(What is needed):
Select, from the data, each line where "biến" occurs.
>> begin Input
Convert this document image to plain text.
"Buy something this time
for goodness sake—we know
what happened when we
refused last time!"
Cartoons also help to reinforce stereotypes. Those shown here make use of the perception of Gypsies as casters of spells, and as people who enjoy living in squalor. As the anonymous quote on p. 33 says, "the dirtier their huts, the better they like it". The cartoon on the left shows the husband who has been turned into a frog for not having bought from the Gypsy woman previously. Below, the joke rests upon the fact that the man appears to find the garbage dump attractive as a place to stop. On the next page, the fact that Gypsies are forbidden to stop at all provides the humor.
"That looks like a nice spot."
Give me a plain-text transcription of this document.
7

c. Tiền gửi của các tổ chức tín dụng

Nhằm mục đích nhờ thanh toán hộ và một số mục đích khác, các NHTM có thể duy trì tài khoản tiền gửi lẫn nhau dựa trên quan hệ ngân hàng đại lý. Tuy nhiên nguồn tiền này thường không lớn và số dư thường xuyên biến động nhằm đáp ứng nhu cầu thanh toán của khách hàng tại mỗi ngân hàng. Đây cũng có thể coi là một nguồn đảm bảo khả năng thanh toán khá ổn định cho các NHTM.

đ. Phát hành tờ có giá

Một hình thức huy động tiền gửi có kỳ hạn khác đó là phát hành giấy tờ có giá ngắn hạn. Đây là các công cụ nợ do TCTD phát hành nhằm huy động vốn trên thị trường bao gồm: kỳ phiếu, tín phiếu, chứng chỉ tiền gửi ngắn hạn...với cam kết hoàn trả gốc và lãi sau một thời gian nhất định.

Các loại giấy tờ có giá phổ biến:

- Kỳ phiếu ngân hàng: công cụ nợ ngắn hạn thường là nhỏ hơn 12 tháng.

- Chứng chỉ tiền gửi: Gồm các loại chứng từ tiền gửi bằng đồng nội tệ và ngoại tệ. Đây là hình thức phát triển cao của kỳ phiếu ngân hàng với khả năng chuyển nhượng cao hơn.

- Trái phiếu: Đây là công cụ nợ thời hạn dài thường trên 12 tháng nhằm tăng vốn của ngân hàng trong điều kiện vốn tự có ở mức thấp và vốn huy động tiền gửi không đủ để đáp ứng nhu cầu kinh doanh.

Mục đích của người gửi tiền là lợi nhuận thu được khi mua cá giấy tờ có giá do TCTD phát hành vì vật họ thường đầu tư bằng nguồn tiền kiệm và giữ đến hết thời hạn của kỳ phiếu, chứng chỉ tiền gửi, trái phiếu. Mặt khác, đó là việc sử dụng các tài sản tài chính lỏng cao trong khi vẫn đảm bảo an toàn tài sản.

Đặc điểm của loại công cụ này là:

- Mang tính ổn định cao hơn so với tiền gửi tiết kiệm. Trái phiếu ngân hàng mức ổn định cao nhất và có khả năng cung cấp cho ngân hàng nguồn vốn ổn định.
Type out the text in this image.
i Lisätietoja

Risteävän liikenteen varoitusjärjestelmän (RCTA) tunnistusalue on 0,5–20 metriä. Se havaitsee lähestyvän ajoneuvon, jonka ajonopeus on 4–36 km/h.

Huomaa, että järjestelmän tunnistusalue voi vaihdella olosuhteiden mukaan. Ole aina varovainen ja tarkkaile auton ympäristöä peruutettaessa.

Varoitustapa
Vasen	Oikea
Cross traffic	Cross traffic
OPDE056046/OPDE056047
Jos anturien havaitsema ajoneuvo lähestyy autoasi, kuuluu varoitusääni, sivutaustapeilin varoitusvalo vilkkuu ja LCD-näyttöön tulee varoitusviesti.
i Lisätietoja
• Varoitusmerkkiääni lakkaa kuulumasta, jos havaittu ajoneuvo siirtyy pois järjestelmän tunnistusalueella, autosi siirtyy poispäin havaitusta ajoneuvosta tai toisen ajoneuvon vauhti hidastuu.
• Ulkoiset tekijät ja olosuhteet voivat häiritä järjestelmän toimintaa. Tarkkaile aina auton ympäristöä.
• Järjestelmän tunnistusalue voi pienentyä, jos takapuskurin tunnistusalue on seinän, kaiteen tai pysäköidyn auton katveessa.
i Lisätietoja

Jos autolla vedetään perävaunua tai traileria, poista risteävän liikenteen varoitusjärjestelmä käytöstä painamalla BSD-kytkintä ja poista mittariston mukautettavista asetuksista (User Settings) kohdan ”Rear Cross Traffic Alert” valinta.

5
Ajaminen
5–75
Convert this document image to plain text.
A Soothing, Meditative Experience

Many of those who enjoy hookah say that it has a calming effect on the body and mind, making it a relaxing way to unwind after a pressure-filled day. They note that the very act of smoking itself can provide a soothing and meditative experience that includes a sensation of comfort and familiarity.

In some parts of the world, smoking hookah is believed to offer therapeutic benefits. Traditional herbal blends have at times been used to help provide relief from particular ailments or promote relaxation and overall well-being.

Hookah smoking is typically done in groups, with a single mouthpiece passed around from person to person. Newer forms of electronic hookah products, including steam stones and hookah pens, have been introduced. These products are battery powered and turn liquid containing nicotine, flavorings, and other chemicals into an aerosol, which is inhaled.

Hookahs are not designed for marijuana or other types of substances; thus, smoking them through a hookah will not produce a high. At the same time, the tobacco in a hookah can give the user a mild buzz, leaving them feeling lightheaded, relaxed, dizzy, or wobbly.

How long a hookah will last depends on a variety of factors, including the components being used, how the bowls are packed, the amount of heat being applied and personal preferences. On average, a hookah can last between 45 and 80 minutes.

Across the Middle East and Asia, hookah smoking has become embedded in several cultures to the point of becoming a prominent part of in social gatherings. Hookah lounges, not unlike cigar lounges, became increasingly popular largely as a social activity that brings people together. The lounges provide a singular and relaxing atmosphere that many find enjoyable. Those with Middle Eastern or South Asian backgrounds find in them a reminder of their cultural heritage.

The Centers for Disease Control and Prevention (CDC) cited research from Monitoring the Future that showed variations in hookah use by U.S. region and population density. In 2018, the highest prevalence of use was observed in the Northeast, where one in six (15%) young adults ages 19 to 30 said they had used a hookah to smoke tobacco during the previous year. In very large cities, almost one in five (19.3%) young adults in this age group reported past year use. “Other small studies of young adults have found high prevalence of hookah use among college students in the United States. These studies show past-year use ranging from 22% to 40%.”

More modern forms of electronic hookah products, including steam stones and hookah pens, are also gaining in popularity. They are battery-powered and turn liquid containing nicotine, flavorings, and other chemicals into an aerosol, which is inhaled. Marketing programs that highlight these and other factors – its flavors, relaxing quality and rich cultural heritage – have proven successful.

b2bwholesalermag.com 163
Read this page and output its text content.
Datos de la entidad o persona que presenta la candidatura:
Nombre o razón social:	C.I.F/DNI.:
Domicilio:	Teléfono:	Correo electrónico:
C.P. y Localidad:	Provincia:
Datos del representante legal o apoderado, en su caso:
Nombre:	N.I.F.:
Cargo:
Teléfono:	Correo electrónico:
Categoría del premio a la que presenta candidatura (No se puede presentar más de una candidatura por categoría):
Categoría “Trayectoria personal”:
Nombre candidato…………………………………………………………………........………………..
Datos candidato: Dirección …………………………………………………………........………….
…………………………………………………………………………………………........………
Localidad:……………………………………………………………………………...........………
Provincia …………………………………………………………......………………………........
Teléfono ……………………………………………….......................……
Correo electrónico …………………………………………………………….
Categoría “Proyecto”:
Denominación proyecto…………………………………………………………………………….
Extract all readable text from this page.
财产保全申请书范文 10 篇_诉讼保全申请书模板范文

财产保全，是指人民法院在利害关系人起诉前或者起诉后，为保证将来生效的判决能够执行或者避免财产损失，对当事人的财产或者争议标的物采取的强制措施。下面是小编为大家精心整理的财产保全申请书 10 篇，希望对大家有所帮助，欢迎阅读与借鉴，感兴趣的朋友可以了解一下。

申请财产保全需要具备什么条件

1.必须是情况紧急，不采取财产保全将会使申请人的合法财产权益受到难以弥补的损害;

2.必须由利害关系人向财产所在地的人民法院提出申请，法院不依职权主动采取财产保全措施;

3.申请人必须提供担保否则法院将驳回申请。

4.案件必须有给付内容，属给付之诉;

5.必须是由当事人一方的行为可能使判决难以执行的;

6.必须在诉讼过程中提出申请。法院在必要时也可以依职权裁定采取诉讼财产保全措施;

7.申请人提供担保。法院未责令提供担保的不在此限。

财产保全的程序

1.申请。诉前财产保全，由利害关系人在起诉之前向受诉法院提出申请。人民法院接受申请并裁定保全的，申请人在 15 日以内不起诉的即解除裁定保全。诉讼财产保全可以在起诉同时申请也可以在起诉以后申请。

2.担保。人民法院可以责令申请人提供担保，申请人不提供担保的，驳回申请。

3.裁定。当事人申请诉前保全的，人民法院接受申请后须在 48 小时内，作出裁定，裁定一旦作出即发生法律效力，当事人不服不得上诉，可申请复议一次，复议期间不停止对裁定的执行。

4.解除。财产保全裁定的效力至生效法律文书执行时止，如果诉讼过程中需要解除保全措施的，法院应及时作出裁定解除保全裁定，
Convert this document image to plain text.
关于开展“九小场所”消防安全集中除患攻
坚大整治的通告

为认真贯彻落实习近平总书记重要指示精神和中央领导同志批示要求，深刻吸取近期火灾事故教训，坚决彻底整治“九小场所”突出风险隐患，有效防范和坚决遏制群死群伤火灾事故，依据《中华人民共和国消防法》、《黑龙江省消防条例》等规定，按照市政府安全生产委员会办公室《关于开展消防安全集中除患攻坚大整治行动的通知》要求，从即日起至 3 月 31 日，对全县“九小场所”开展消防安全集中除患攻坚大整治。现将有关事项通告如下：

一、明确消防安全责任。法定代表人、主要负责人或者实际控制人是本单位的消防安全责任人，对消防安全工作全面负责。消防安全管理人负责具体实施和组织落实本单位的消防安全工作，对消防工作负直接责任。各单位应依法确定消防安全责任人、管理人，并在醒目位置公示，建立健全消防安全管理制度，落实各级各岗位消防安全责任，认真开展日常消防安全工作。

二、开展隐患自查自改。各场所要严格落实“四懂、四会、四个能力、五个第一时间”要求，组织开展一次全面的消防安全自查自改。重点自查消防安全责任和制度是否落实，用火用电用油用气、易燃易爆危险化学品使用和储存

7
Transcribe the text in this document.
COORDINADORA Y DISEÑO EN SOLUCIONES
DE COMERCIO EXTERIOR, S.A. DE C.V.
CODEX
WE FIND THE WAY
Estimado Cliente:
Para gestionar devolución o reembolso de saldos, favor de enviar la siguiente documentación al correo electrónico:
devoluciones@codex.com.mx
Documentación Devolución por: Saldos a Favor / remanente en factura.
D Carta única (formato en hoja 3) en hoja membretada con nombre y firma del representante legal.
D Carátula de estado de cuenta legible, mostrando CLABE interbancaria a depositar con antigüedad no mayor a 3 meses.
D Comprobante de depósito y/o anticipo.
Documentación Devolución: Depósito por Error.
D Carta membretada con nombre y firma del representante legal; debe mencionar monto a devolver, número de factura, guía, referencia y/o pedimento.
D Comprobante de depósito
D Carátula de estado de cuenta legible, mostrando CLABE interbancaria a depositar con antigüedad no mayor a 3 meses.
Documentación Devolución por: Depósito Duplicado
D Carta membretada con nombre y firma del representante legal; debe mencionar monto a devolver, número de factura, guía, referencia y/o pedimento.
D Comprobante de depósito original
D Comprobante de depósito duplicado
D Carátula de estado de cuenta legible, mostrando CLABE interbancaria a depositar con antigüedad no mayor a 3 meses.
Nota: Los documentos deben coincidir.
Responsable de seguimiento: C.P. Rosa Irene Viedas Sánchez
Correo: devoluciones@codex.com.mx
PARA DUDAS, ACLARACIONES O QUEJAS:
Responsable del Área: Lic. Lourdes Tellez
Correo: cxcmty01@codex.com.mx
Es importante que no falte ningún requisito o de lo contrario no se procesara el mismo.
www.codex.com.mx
>> end Input
(Task solution):
Nhằm mục đích nhờ thanh toán hộ và một số mục đích khác, các NHTM có thể duy trì tài khoản tiền gửi lẫn nhau dựa trên quan hệ ngân hàng đại lý. Tuy nhiên nguồn tiền này thường không lớn và số dư thường xuyên biến động nhằm đáp ứng nhu cầu thanh toán của khách hàng tại mỗi ngân hàng. Đây cũng có thể coi là một nguồn đảm bảo khả năng thanh toán khá ổn định cho các NHTM.
Các loại giấy tờ có giá phổ biến:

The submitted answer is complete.